[文書の抜粋]
______________________________

説明

硬化性組成物及びその硬化物を含む弾性ローラ、ならびに、その製造方法。

【課題】 ヒドロシリル化反応による弾性体を低硬度化するには、架橋点間分子量を大きくしたり、アルケニル基を含有する化合物とヒドロシリル基を含有する化合物の反応率を制御することで実現できるが、弾性体表面のタック性が大きくなることが問題となっていた。弾性ローラ表面のタック性を改善する(タック性を小さくする)ことにより、筒状金型からの離型性を向上させた弾性ローラを提供することを課題とする。
【解決手段】 「下記の(A)〜(D)成分を必須成分として含む硬化性組成物。
(A)分子中に少なくとも1個のヒドロシリル化反応可能なアルケニル基を有する有機重合体。
(B)分子中に少なくとも2個のヒドロシリル基を有する化合物。
(C)ヒドロシリル化触媒。
(D)エステル官能基及び/またはアルコール官能基を有する化合物であって、融点が40〜100℃の範囲である該化合物。」を使用することにより、前記課題を解決するに至った。

【発明の詳細な説明】
【技術分野】
【0001】
本発明は、硬化性組成物が硬化して得られる弾性体が、他の材料との離型性、滑性を付与することを目的とした硬化性組成物、または電子写真複写機、レーザービームプリンター、ファクシミリ、これらの複合OA機器等の電子写真方式を利用した画像形成装置に組み込まれる弾性ローラの硬化性組成物の技術分野に関するものである。
【背景技術】
【0002】
各種成形体を得るためには、用途に合った成形方法を採用し、その成形方法が可能な成形金型を作製する必要がある。成形方法としては、射出成形、押出成形、中空成形、圧縮成形、移送成形及び注型成形等が挙げられる。成形金型から成形体を離型するには、成形金型内面をメッキ、離型剤及び滑剤等で処理したり、あるいは、離型剤及び滑剤等を成形体に内添することにより、成形体表面を改質し、離型性を向上させることが一般的である。

______________________________

[練習問題]
[A] 記録の先頭から「title-bar[interactable]: Intruder attack」を含む行までのすべてを、「Localize」を「Detect」に切り替え、ほかは一切変えずに書き直しなさい。
[B] 弾性ローラ用硬化性組成物の文書を、途切れたところから再開して書き継ぎなさい。

領域注釈の記録
______________________________

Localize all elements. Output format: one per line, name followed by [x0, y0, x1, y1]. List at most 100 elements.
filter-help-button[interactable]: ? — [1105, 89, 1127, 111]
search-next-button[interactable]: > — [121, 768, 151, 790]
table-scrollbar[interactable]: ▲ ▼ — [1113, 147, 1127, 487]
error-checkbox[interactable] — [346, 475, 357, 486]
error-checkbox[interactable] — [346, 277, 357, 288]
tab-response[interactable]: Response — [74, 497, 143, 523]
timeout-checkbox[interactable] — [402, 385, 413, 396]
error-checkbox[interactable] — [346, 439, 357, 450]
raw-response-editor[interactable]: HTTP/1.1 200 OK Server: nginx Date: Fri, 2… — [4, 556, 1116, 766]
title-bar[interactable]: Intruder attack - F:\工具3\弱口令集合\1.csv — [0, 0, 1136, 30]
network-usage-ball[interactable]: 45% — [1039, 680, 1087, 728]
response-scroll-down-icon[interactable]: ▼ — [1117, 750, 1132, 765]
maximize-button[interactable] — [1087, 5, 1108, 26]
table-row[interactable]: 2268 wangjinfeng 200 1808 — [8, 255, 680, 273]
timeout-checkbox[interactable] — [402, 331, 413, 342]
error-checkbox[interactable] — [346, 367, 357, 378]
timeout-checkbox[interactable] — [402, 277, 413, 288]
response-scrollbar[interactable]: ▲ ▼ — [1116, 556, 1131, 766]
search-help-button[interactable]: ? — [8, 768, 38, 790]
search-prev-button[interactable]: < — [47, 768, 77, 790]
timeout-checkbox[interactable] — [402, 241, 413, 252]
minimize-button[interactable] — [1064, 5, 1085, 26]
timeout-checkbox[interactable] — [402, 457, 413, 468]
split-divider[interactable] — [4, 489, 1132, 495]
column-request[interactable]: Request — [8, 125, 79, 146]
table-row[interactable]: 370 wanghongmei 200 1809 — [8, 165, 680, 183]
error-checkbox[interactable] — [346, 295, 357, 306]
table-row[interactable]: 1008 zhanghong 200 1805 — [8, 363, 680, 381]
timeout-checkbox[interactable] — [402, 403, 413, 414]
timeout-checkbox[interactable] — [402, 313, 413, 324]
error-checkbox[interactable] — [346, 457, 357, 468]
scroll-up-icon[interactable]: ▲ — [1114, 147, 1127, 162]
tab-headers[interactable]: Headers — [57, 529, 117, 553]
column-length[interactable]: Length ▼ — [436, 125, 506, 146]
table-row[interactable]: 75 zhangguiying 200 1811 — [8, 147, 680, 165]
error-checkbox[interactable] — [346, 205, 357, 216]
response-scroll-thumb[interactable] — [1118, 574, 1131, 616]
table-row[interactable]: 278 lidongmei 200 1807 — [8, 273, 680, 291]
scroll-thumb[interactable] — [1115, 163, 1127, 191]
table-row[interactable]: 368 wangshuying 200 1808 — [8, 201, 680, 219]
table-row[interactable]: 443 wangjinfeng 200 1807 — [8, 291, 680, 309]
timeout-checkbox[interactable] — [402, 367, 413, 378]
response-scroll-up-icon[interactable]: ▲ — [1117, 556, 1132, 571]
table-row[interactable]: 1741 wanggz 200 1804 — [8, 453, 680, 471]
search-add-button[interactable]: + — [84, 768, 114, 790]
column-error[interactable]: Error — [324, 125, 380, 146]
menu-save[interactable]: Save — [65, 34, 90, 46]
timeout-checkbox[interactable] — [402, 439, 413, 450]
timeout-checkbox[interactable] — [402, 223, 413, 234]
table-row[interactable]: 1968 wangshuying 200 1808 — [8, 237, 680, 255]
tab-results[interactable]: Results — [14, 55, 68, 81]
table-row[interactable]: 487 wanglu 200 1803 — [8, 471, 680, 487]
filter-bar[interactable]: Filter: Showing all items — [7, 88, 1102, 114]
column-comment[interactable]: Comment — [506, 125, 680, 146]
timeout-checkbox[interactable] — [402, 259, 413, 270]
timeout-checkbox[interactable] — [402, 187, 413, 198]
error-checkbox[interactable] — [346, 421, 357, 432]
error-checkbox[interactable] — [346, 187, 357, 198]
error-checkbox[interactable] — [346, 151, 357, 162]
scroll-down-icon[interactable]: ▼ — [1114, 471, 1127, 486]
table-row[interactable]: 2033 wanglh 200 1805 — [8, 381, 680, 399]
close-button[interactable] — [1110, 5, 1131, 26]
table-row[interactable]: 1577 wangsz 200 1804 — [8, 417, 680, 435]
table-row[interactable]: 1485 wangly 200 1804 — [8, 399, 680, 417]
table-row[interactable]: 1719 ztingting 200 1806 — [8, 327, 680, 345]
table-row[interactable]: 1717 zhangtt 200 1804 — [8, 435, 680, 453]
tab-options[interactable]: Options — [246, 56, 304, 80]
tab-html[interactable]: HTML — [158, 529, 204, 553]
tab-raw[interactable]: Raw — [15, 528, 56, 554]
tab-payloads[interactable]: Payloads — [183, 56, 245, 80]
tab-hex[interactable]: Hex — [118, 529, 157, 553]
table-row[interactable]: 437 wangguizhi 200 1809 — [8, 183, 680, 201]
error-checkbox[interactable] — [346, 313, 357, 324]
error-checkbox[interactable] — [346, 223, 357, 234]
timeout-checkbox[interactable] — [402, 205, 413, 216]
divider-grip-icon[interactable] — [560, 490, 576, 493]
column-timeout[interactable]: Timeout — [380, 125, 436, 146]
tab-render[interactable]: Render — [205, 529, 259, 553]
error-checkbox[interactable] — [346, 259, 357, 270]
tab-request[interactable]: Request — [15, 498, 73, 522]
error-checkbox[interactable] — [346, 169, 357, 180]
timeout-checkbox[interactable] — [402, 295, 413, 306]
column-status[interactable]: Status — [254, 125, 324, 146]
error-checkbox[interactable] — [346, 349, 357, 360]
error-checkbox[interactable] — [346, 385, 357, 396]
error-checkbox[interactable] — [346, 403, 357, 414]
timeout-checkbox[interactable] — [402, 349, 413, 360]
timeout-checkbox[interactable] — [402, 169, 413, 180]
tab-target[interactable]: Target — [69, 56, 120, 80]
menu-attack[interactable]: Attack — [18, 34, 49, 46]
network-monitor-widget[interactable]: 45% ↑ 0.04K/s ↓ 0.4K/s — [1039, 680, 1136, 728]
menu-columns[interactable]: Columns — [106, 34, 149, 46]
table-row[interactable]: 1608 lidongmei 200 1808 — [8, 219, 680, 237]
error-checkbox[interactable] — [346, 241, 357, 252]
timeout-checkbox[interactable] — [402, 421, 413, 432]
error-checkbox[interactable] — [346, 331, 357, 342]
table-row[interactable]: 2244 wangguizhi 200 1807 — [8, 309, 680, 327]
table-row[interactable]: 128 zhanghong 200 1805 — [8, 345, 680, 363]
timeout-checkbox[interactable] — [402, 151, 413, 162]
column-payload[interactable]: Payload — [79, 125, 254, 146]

______________________________

[各問の解答]
[A]
Detect all elements. Output format: one per line, name followed by [x0, y0, x1, y1]. List at most 100 elements.
filter-help-button[interactable]: ? — [1105, 89, 1127, 111]
search-next-button[interactable]: > — [121, 768, 151, 790]
table-scrollbar[interactable]: ▲ ▼ — [1113, 147, 1127, 487]
error-checkbox[interactable] — [346, 475, 357, 486]
error-checkbox[interactable] — [346, 277, 357, 288]
tab-response[interactable]: Response — [74, 497, 143, 523]
timeout-checkbox[interactable] — [402, 385, 413, 396]
error-checkbox[interactable] — [346, 439, 357, 450]
raw-response-editor[interactable]: HTTP/1.1 200 OK Server: nginx Date: Fri, 2… — [4, 556, 1116, 766]
title-bar[interactable]: Intruder attack - F:\工具3\弱口令集合\1.csv — [0, 0, 1136, 30]

[B]
【0003】
前記技術分野における弾性ローラは、筒状金型内に、成形体となる熱可塑性あるいは熱硬化性樹脂を注入し、ローラ形状となったものを筒内から離型する必要がある。離型方法の1つに、筒状金型がローラの長さ方向で半分に割れる割型を使用するケースがあるが、割型特有のパーティングラインがローラ表面に残る。電子写真方式を利用した画像形成装置に組み込まれる弾性ローラ(以下、電子写真用弾性ローラとする)では、パーティングラインによるローラ表面の凹凸が画像欠陥として現れる。ローラ表面を研磨することにより平滑にすることも考えられるが、低硬度が要求される電子写真用弾性ローラにおいては研磨するのは困難であり、成形工数が増える点からも好ましくない。これらの観点から、電子写真用弾性ローラの成形には、筒状金型から弾性ローラを引き抜く、あるいは押し抜く方法が好適である。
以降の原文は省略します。